* start EXCERPT PROVIDED *

This post is a summary of what I’ve learned while teaching my son to read, which turns out to be stuff I already knew.
My son asked me to teach him to read when he was five. He is turning 10 this year, and he is now doing what I had set out to teach him those 5 years ago: reading the instructions for his math workbooks on his own. This was the metric I used to measure all the various things we tried. And we tried a lot of things. I kept track of our journey as part of a series, “teaching my son to read,” and you can read the first entry in that series in my archives, here.
When my son (or any child) is ready to learn a skill, they learn it, *snap*, just like that. When they are not ready, a great deal of input is required to teach the skill. I forgot all about that and focused totally on the fact that he could not read. Mother Culture got me on this one. I felt pressured, and passed that pressure right down the line to my then 7-year-old son. Who cried. A lot. I had to change my approach. I was not going to press tears out of him over “See Spot run.”

* end EXCERPT PROVIDED *

## [GIVEN INSTRUCTION A]
List every age the post about teaching a son to read gives for the son.
## [GIVEN INSTRUCTION B]
Carry on writing the post about teaching a son to read from its final sentence.
The records that come next are separate material and are not part of the post about teaching a son to read.

* start RECORDED DATA *

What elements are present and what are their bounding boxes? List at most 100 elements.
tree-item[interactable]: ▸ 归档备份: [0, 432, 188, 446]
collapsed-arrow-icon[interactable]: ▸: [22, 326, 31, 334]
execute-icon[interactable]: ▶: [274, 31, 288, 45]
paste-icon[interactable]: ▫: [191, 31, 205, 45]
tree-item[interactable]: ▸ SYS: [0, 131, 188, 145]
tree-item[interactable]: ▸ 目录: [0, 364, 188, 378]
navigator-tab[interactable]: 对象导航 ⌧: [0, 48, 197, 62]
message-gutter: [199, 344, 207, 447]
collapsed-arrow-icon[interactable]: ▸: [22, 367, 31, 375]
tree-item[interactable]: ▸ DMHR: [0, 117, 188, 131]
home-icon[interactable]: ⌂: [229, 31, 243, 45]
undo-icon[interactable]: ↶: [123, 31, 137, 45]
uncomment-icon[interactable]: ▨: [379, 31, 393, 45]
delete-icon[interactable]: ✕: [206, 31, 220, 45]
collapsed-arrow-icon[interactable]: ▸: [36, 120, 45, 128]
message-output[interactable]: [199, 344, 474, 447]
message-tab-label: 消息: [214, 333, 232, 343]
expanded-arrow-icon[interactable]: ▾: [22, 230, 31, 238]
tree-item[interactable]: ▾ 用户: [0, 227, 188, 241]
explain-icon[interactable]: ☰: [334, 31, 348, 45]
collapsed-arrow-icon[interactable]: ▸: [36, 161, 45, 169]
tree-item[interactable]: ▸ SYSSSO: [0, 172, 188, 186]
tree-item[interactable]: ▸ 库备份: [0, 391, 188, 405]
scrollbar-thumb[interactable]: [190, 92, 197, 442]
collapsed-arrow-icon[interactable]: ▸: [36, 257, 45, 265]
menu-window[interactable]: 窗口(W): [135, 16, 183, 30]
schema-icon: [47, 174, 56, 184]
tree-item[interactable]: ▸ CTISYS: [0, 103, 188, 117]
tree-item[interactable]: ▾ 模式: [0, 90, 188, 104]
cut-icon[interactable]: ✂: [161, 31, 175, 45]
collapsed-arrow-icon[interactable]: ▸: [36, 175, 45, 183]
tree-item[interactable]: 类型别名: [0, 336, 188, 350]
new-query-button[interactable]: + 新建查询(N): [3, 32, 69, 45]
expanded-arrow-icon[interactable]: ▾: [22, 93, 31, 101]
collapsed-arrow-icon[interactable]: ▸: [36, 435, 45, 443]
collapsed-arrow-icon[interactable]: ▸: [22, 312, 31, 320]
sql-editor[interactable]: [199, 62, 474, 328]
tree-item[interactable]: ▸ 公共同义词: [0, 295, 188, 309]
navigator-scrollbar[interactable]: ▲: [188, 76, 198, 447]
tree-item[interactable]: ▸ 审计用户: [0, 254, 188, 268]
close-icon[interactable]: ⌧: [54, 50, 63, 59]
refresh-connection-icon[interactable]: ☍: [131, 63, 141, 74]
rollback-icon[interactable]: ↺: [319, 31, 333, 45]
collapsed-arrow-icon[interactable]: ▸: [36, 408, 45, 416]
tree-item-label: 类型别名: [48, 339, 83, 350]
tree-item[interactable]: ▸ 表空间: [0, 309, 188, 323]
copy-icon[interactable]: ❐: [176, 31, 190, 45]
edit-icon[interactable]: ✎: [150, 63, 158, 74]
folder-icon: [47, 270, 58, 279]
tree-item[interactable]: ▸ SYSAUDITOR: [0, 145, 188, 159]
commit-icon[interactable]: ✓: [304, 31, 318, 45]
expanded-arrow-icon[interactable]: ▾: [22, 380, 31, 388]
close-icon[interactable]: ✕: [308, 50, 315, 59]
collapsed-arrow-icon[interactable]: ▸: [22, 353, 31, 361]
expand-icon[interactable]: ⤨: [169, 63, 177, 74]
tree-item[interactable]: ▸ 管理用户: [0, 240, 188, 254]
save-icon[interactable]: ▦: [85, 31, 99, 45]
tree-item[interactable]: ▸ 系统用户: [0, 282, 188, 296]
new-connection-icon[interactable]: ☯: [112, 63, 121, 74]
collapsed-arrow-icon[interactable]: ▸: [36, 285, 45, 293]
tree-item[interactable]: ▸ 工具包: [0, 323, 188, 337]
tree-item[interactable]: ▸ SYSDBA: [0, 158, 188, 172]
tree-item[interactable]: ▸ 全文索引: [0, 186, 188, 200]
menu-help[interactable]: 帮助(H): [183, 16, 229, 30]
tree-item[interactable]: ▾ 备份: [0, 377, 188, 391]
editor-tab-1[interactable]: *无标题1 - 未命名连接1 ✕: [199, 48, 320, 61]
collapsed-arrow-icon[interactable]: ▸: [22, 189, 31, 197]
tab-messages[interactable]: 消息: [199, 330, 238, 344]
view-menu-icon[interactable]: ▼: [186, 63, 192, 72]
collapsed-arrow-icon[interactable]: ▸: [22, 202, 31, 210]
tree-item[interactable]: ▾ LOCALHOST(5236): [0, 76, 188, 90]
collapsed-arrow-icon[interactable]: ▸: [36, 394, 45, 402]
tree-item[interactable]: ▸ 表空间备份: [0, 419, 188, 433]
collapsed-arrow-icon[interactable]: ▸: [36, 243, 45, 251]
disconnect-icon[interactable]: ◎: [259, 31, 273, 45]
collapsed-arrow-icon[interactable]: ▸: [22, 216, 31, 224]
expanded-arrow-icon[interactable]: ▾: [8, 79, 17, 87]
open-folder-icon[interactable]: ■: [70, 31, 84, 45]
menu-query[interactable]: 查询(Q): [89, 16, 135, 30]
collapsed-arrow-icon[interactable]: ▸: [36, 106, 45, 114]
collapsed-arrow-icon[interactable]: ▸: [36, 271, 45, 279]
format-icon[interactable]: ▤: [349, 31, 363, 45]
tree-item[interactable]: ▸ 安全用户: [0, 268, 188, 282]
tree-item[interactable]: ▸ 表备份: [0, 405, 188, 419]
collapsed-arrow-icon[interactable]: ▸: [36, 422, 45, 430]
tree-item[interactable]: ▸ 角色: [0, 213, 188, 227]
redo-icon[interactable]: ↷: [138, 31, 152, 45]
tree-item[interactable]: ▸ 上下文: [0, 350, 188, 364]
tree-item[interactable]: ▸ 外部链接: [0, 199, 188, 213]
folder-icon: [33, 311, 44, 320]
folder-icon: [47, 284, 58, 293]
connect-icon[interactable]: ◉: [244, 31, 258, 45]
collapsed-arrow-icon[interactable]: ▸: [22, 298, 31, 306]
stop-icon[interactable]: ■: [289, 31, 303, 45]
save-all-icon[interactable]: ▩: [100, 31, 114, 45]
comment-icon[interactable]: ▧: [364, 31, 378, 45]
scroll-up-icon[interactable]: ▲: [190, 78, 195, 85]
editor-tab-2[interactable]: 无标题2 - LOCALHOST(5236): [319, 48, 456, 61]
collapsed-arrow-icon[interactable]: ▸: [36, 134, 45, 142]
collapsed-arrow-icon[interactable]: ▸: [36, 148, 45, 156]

* end RECORDED DATA *
* start RECORDED DATA *

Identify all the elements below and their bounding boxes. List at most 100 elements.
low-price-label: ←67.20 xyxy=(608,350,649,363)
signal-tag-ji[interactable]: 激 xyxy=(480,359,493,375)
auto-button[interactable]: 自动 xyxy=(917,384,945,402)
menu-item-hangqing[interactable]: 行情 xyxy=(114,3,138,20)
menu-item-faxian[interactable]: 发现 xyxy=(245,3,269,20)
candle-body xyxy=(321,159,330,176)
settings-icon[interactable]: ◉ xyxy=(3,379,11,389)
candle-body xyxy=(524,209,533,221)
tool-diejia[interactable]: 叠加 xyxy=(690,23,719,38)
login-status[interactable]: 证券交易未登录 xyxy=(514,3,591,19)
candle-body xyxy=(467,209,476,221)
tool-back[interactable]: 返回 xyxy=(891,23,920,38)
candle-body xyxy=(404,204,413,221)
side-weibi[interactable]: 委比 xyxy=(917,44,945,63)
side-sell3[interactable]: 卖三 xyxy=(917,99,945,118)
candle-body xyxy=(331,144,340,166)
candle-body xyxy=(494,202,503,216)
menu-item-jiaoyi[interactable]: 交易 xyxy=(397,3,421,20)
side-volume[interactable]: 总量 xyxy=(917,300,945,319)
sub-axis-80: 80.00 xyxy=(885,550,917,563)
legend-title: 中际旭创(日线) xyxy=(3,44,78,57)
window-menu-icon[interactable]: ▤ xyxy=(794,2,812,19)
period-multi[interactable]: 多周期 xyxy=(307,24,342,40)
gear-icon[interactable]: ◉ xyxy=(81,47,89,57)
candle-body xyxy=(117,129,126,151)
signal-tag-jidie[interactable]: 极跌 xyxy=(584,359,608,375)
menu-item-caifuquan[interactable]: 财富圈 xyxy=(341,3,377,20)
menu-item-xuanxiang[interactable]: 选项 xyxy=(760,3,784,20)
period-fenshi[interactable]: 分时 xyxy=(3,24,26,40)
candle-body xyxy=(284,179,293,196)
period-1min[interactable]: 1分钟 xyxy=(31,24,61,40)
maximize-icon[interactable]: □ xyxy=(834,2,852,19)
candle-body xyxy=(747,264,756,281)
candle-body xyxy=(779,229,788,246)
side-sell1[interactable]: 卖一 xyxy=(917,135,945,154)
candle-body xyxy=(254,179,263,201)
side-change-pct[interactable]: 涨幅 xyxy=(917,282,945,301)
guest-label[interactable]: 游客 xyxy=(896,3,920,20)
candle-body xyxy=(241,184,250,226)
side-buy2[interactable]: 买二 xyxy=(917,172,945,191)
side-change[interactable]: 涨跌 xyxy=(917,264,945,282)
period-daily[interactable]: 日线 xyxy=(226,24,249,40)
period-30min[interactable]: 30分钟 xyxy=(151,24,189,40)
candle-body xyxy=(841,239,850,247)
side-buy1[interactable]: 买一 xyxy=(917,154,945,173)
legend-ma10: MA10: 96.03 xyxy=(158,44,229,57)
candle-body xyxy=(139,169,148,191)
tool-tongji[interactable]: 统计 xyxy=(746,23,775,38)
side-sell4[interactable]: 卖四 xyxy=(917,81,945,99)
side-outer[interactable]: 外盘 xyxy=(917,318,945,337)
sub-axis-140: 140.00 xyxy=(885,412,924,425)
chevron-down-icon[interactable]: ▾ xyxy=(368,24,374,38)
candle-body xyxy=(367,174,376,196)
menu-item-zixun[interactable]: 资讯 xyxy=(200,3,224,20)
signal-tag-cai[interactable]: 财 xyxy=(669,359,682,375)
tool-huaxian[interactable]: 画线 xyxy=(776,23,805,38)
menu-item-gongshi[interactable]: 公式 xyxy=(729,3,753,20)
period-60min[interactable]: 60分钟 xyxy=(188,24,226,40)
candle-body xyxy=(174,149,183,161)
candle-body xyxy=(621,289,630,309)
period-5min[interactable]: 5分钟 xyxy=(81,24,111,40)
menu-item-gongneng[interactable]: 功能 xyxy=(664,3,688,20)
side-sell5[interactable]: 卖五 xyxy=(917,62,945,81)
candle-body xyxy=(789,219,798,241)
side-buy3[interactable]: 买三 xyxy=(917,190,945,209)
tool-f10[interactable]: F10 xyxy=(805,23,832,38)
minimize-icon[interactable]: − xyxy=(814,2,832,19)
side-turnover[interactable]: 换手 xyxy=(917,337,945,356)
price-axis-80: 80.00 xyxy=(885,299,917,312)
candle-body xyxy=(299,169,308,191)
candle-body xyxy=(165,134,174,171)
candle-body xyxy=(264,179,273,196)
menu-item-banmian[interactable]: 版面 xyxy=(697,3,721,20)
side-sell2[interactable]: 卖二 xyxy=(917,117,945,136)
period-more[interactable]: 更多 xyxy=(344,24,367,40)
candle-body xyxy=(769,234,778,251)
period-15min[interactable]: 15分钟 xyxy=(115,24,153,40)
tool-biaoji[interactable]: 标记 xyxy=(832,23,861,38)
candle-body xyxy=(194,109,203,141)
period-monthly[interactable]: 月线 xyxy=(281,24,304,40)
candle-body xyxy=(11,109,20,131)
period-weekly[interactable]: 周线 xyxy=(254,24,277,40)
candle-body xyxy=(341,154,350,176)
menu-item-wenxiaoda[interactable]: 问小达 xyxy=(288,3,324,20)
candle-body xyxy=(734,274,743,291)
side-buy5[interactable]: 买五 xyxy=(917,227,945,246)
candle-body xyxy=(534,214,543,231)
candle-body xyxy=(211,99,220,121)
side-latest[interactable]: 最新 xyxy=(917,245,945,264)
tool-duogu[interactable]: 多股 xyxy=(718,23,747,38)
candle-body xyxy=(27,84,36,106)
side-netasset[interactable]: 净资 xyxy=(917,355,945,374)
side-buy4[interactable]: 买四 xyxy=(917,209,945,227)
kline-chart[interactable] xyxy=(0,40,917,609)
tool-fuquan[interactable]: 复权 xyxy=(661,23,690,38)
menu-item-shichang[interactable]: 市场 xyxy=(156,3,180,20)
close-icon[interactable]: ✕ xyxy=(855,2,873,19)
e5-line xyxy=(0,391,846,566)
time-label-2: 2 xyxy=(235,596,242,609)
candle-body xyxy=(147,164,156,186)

* end RECORDED DATA *

## [TASK RESULT A]
five, 10, 7

## [TASK RESULT B]
But I could not stop feeling the press inside myself, so no matter how hard I tried to block it from him, he felt it anyway. That part sucked, because he was feeling like he was disappointing me, and he was right. The deeper truth, though, was that I was disappointed with myself. What kind of homeschooling parent cannot teach their child to read?
We used websites, software, basal readers, Dr. Seuss, word wheels, post it notes, finding letters in nature, copy work, and a bunch of other stuff that I can’t really remember except to remember that it did not work. He could read the text present in one particular tool (the word wheel or the basal reader) but could not transfer that to any other reading situation.
So on February 5, 2009, I gave up.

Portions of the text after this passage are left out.